Stated problem:
In your copy, include every line of the listing below exactly but none of the pictures.

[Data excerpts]
○ ○ ○ ○

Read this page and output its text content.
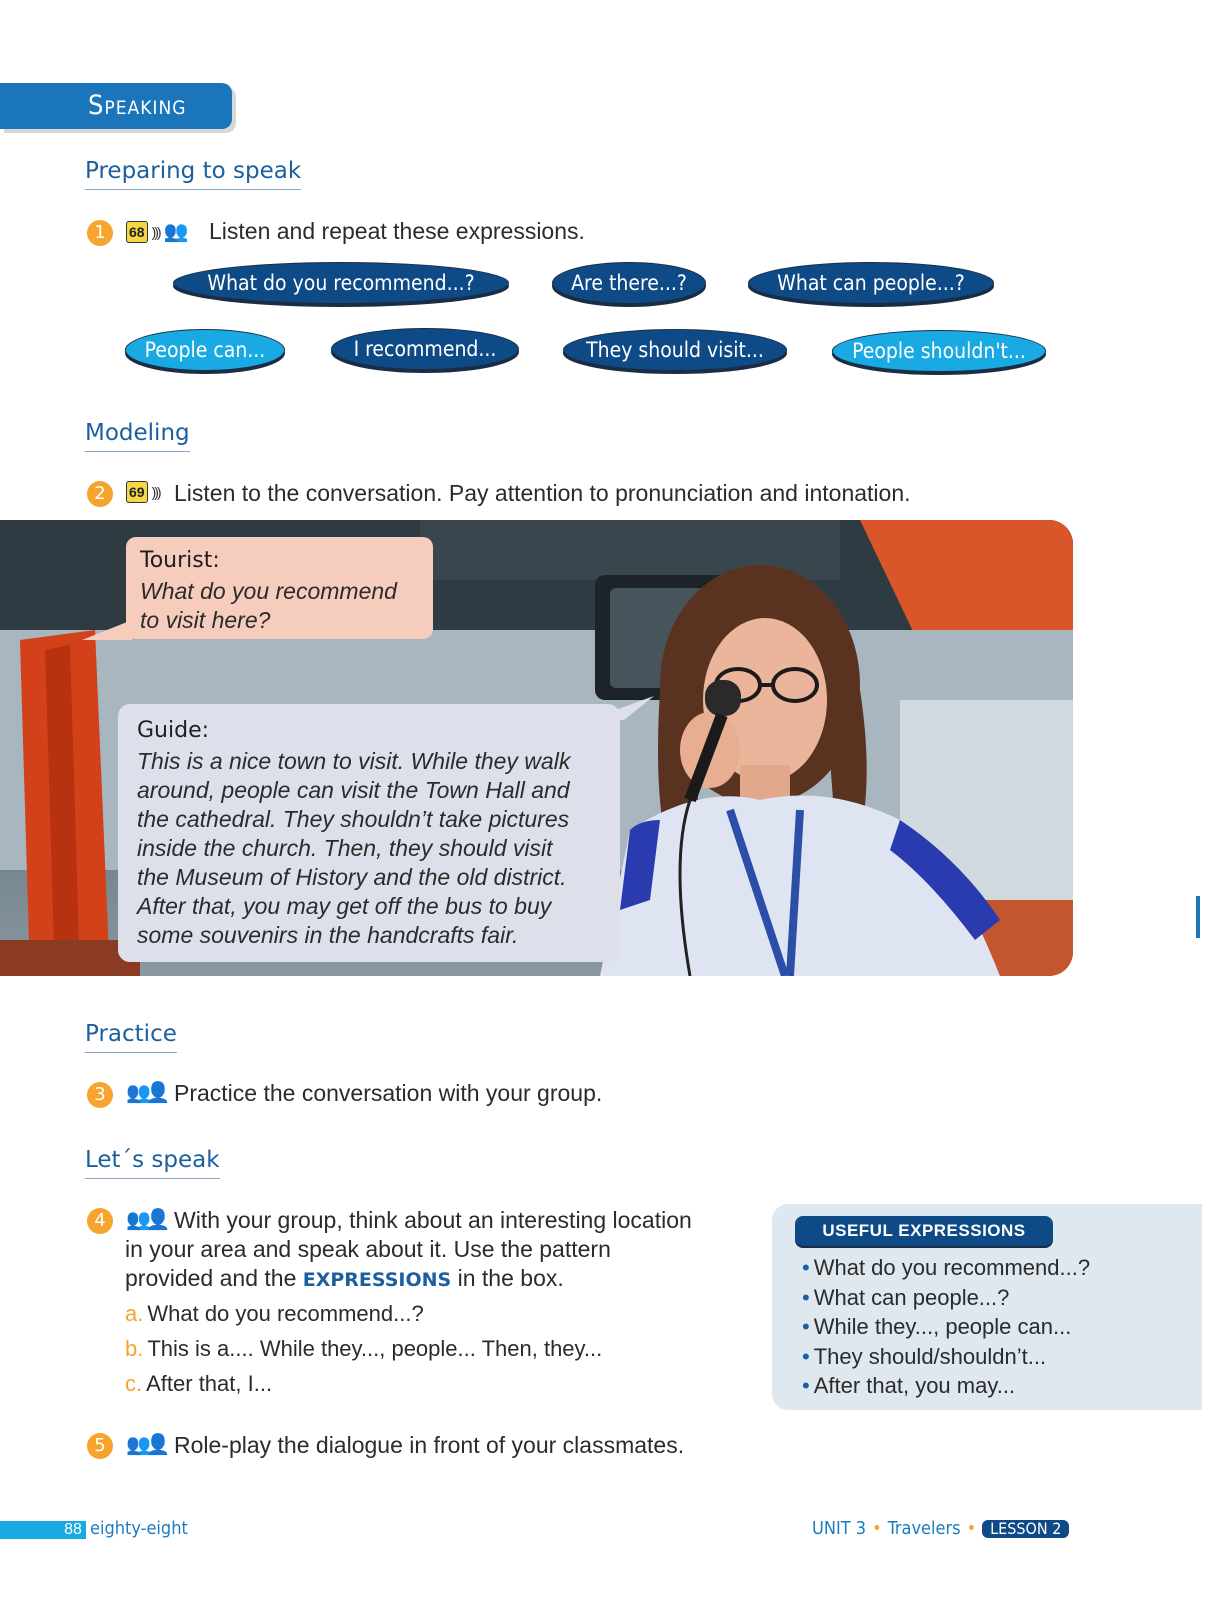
Speaking
Preparing to speak
1	68 ))) 👥 Listen and repeat these expressions.
What do you recommend...?	Are there...?	What can people...?
People can...	I recommend...	They should visit...	People shouldn't...
Modeling
2	69 ))) Listen to the conversation. Pay attention to pronunciation and intonation.
Tourist:
What do you recommend
to visit here?
Guide:
This is a nice town to visit. While they walk
around, people can visit the Town Hall and
the cathedral. They shouldn’t take pictures
inside the church. Then, they should visit
the Museum of History and the old district.
After that, you may get off the bus to buy
some souvenirs in the handcrafts fair.
Practice
3	👥👤 Practice the conversation with your group.
Let´s speak
4	👥👤 With your group, think about an interesting location
in your area and speak about it. Use the pattern
provided and the EXPRESSIONS in the box.
a. What do you recommend...?
b. This is a.... While they..., people... Then, they...
c. After that, I...
USEFUL EXPRESSIONS
• What do you recommend...?
• What can people...?
• While they..., people can...
• They should/shouldn’t...
• After that, you may...
5	👥👤 Role-play the dialogue in front of your classmates.
88 eighty-eight	UNIT 3 • Travelers • LESSON 2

○ ○ ○ ○

Finished answer:
Read this page and output its text content.
Speaking
Preparing to speak
1	68 ))) 👥 Listen and repeat these expressions.
What do you recommend...?	Are there...?	What can people...?
People can...	I recommend...	They should visit...	People shouldn't...
Modeling
2	69 ))) Listen to the conversation. Pay attention to pronunciation and intonation.
Tourist:
What do you recommend
to visit here?
Guide:
This is a nice town to visit. While they walk
around, people can visit the Town Hall and
the cathedral. They shouldn’t take pictures
inside the church. Then, they should visit
the Museum of History and the old district.
After that, you may get off the bus to buy
some souvenirs in the handcrafts fair.
Practice
3	👥👤 Practice the conversation with your group.
Let´s speak
4	👥👤 With your group, think about an interesting location
in your area and speak about it. Use the pattern
provided and the EXPRESSIONS in the box.
a. What do you recommend...?
b. This is a.... While they..., people... Then, they...
c. After that, I...
USEFUL EXPRESSIONS
• What do you recommend...?
• What can people...?
• While they..., people can...
• They should/shouldn’t...
• After that, you may...
5	👥👤 Role-play the dialogue in front of your classmates.
88 eighty-eight	UNIT 3 • Travelers • LESSON 2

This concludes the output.